── Extrait du texte

La culture étant à la base du perfectionnement possible de l’Homme, une nouvelle forme de pédagogie est adoptée à partir du XVe siècle, basée sur l’imitation des anciens. Il ne s’agit pas pour autant de copier simplement les écrivains antiques mais de s’en inspirer pour créer quelque chose d’original.
La mémorisation est également importante dans les apprentissages, mais on l’utilise pour mieux comprendre et réfléchir. On encourage également à penser par soi-même, ce qui constitue une véritable rupture avec l’enseignement du Moyen-Âge qui fondait la réflexion d’abord sur les textes de la Bible.
Les thèmes traités par les arts de la Renaissance
Les thèmes traités par les arts de la Renaissance
La Renaissance s’intéresse à des thèmes tels que le corps de l’Homme par exemple. L’Homme nu est synonyme de grandeur dans les travaux de Léonard de Vinci, qui reprend les travaux de l’ingénieur antique Vitruve sur les proportions humaines en 1492.
L’Homme de Vitruve - Léonard de Vinci
L’image de L’Homme de Vitruve devient le symbole du foisonnement artistique et philosophique de la Renaissance où l’homme est garant de l’ordre rationnel et harmonieux de l’univers.
David - Michel-Ange
On note également un regain d’intérêt pour le nu chez les sculpteurs qui veulent représenter à travers l’anatomie de l’homme la grandeur et la beauté humaine. On peut prendre pour exemple le David de Michel-Ange, créé entre 1501 et 1504. Chef-d’œuvre de plus de 5 mètres, il représente David (du combat de David contre Goliath), athlétique, viril et puissant, prêt à utiliser sa fronde contre son ennemi.

────
── Données enregistrées

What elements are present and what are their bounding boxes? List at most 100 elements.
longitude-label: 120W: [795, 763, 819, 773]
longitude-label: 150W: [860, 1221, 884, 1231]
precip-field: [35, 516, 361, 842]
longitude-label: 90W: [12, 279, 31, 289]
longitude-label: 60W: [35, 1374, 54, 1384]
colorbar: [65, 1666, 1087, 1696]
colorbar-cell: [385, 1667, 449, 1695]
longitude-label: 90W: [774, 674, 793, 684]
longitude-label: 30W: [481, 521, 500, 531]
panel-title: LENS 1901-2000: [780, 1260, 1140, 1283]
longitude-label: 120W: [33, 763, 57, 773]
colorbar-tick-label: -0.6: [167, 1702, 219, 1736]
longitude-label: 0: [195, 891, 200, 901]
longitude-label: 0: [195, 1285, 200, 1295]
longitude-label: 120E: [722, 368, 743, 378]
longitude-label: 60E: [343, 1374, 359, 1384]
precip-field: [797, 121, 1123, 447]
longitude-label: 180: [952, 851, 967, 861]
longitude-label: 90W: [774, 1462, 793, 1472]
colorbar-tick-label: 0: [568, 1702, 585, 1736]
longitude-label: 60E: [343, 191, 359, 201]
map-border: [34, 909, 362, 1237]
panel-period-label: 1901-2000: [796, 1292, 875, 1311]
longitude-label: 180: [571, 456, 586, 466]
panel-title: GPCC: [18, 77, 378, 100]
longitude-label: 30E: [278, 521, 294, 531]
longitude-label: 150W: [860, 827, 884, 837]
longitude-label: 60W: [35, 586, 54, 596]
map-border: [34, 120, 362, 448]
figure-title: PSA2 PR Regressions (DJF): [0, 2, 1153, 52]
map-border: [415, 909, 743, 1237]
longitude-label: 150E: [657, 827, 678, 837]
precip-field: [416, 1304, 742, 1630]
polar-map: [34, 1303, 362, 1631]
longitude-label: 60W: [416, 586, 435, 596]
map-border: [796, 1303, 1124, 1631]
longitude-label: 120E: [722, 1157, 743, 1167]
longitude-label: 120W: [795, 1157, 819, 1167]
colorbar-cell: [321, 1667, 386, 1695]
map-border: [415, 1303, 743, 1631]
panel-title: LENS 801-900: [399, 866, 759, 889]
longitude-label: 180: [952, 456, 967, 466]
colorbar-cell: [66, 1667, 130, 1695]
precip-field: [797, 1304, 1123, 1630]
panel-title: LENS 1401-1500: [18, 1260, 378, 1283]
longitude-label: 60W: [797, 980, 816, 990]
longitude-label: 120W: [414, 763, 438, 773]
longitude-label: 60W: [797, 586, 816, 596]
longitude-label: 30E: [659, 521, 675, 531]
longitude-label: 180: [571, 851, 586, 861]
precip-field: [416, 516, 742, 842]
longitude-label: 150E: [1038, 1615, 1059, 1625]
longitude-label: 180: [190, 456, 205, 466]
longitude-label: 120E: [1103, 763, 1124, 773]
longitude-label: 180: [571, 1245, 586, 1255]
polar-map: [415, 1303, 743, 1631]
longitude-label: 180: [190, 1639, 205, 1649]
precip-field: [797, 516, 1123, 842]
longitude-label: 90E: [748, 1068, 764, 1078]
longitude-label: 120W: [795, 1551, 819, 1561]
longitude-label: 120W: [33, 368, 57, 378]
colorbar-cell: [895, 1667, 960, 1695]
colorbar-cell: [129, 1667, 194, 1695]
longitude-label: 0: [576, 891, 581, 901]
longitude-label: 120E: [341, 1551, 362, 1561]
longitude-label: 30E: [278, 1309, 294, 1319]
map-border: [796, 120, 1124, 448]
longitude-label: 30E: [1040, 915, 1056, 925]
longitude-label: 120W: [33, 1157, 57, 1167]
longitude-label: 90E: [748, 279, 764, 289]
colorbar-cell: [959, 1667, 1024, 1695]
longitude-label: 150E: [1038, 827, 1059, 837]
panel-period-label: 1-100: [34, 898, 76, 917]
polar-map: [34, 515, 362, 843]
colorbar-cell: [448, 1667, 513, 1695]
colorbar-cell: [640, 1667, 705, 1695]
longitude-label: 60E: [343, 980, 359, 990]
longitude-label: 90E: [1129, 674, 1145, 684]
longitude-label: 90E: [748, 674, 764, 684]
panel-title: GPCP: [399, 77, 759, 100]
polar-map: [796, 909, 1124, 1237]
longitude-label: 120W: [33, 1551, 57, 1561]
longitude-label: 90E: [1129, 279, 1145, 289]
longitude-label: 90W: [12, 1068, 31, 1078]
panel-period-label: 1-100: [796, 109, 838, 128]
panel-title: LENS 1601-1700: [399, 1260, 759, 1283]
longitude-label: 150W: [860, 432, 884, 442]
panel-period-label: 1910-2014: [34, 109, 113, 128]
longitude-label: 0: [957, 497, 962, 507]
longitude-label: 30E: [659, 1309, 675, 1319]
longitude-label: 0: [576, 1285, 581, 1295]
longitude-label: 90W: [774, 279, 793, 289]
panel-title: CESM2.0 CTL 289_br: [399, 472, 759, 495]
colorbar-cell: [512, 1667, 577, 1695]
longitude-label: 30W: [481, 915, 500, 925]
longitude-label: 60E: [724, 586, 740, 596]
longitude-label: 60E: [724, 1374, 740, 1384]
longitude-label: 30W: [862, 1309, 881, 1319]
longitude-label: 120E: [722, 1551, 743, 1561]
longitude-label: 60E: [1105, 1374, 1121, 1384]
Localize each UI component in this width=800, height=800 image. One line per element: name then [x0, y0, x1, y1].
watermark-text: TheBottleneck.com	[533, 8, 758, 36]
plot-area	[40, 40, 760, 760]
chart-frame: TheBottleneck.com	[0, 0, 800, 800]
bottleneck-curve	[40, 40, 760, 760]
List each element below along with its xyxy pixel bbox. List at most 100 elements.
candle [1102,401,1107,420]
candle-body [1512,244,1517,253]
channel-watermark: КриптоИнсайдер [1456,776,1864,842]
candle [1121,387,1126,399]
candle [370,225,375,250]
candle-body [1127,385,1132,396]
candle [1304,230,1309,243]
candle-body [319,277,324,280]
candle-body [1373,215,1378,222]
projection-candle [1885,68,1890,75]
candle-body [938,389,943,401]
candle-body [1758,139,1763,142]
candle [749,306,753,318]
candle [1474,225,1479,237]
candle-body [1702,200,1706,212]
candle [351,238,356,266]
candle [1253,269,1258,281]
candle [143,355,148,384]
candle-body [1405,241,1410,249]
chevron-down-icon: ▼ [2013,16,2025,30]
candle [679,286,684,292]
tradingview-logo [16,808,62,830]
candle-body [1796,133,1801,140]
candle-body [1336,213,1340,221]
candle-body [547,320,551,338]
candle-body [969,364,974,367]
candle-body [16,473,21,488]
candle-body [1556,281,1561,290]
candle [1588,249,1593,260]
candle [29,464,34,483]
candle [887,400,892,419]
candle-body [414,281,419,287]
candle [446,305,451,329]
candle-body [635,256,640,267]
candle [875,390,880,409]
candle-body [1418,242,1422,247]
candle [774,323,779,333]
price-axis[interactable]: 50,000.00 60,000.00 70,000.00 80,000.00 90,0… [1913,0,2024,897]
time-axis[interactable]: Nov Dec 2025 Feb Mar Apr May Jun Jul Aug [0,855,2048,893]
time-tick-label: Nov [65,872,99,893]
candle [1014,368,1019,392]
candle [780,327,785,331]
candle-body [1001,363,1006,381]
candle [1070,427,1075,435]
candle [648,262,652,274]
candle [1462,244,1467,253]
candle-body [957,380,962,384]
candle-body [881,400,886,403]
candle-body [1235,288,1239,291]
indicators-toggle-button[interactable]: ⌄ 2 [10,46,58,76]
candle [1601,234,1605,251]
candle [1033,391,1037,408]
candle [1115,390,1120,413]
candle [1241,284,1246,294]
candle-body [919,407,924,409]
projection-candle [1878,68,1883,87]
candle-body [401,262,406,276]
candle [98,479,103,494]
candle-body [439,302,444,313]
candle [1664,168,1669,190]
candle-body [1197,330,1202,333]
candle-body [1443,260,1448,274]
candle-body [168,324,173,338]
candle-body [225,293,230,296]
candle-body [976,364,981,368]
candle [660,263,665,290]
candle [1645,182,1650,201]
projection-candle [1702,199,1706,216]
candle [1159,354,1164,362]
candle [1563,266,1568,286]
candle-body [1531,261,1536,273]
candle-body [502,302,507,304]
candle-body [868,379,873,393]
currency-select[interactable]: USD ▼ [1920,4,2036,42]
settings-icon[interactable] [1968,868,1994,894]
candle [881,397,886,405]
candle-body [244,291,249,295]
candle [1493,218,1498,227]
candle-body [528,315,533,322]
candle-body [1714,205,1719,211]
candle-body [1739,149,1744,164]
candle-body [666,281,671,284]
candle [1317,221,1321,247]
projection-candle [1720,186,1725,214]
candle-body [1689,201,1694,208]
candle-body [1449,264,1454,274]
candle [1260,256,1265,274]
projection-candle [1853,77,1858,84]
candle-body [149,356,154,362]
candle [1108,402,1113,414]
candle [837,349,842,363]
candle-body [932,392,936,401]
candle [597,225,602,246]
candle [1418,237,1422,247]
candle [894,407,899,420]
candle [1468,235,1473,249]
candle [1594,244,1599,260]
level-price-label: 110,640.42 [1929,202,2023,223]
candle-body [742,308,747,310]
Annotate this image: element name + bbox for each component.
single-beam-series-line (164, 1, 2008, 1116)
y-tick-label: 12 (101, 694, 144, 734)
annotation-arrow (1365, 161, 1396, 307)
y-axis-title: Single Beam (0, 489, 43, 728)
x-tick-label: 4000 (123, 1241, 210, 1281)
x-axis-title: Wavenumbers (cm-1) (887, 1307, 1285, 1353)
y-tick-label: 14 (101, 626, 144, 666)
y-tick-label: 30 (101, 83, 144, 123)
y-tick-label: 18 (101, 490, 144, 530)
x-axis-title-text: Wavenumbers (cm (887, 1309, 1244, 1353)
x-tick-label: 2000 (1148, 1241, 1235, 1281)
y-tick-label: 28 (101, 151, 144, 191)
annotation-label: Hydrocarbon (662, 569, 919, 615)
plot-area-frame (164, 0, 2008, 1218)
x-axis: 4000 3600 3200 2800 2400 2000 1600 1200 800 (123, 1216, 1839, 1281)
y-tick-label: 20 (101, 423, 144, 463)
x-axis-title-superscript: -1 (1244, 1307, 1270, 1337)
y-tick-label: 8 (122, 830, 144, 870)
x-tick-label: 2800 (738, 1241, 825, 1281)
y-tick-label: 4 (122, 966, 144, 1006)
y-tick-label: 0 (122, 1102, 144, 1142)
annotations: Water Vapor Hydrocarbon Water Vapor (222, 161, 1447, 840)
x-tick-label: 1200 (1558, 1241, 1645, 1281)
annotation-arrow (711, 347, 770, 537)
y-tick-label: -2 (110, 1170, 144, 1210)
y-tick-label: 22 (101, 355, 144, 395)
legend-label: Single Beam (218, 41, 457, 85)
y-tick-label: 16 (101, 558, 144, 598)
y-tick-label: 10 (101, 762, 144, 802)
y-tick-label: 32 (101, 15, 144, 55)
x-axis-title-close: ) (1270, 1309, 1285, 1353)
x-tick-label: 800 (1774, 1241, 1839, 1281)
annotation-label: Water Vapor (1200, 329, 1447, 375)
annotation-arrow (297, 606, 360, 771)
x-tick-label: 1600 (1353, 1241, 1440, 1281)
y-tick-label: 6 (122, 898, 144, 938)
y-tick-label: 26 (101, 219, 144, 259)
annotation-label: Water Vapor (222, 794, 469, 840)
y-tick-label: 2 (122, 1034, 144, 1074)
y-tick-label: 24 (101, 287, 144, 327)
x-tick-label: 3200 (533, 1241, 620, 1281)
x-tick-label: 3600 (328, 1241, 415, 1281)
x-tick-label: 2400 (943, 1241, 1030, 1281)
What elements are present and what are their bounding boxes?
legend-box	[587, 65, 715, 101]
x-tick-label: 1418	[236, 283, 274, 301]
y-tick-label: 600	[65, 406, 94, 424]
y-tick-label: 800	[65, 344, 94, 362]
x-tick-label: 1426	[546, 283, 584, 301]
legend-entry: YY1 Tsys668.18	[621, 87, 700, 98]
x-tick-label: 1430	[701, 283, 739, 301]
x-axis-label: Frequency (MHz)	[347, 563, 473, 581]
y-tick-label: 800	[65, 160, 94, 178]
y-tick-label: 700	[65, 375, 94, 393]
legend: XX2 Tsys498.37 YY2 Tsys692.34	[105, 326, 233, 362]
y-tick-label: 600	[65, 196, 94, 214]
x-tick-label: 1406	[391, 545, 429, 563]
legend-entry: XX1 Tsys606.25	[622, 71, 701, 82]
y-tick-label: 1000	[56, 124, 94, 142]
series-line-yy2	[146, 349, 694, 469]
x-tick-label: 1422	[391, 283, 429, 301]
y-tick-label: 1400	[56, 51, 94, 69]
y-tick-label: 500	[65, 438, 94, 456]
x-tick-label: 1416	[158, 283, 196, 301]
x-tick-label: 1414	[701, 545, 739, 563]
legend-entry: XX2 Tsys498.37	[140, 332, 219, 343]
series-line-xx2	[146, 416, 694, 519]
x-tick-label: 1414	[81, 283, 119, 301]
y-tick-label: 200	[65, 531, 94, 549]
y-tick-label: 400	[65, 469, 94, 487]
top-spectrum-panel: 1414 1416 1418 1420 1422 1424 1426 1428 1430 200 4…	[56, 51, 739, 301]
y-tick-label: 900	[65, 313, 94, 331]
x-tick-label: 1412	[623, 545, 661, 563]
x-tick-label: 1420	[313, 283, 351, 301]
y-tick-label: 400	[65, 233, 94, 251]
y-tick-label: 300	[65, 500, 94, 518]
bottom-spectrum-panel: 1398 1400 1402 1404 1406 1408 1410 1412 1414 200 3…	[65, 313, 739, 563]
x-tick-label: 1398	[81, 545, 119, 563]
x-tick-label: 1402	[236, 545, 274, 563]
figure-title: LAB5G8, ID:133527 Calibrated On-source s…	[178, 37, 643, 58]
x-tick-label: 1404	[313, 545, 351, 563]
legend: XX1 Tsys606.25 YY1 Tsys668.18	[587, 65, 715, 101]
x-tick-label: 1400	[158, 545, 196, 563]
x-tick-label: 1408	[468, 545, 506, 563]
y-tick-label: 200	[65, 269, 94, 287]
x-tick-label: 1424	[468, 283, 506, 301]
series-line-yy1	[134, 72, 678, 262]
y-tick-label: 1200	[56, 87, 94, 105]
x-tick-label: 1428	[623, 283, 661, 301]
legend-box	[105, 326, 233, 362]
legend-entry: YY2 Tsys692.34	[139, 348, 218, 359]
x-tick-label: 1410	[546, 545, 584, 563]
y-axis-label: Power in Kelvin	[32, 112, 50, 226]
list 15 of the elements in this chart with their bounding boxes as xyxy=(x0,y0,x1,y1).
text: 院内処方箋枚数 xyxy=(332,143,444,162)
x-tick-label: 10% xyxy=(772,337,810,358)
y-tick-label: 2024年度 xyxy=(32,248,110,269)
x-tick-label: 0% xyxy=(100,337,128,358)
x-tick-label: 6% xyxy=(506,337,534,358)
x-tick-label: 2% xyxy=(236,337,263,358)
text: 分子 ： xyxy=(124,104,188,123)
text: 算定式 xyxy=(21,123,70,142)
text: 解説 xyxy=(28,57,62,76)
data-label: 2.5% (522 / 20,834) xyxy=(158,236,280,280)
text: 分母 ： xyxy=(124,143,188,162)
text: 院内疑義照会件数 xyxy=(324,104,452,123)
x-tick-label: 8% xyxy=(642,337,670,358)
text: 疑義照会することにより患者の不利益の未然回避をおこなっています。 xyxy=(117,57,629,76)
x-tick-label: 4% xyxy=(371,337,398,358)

────

### Travail à faire
**a.** Selon l'extrait sur la Renaissance :
(i) À partir de quel siècle la nouvelle forme de pédagogie est-elle adoptée ?
(ii) De quel ingénieur antique Léonard de Vinci reprend-il les travaux sur les proportions humaines ?
(iii) Entre quelles années le David de Michel-Ange a-t-il été créé ?
**b.** Ces affirmations concordent-elles avec l'extrait sur la Renaissance ?
(i) La nouvelle pédagogie consiste à copier simplement les écrivains antiques.
(ii) L'enseignement du Moyen-Âge fondait la réflexion d'abord sur les textes de la Bible.
(iii) Le David de Michel-Ange mesure moins de 5 mètres.
**c.** Recopiez le passage de l'extrait sur la Renaissance qui commence par « L’Homme de Vitruve - Léonard » et se poursuit jusqu'à « harmonieux de l’univers. ».
Les enregistrements forment un matériau distinct de l'extrait.

### Réponses par tâche
**a.**
(i) À partir du XVe siècle.
(ii) Vitruve.
(iii) Entre 1501 et 1504.

**b.**
(i) Non : « Il ne s’agit pas pour autant de copier simplement les écrivains antiques mais de s’en inspirer pour créer quelque chose d’original. »
(ii) Oui : « l’enseignement du Moyen-Âge qui fondait la réflexion d’abord sur les textes de la Bible »
(iii) Non : « Chef-d’œuvre de plus de 5 mètres »

**c.**
L’Homme de Vitruve - Léonard de Vinci
L’image de L’Homme de Vitruve devient le symbole du foisonnement artistique et philosophique de la Renaissance où l’homme est garant de l’ordre rationnel et harmonieux de l’univers.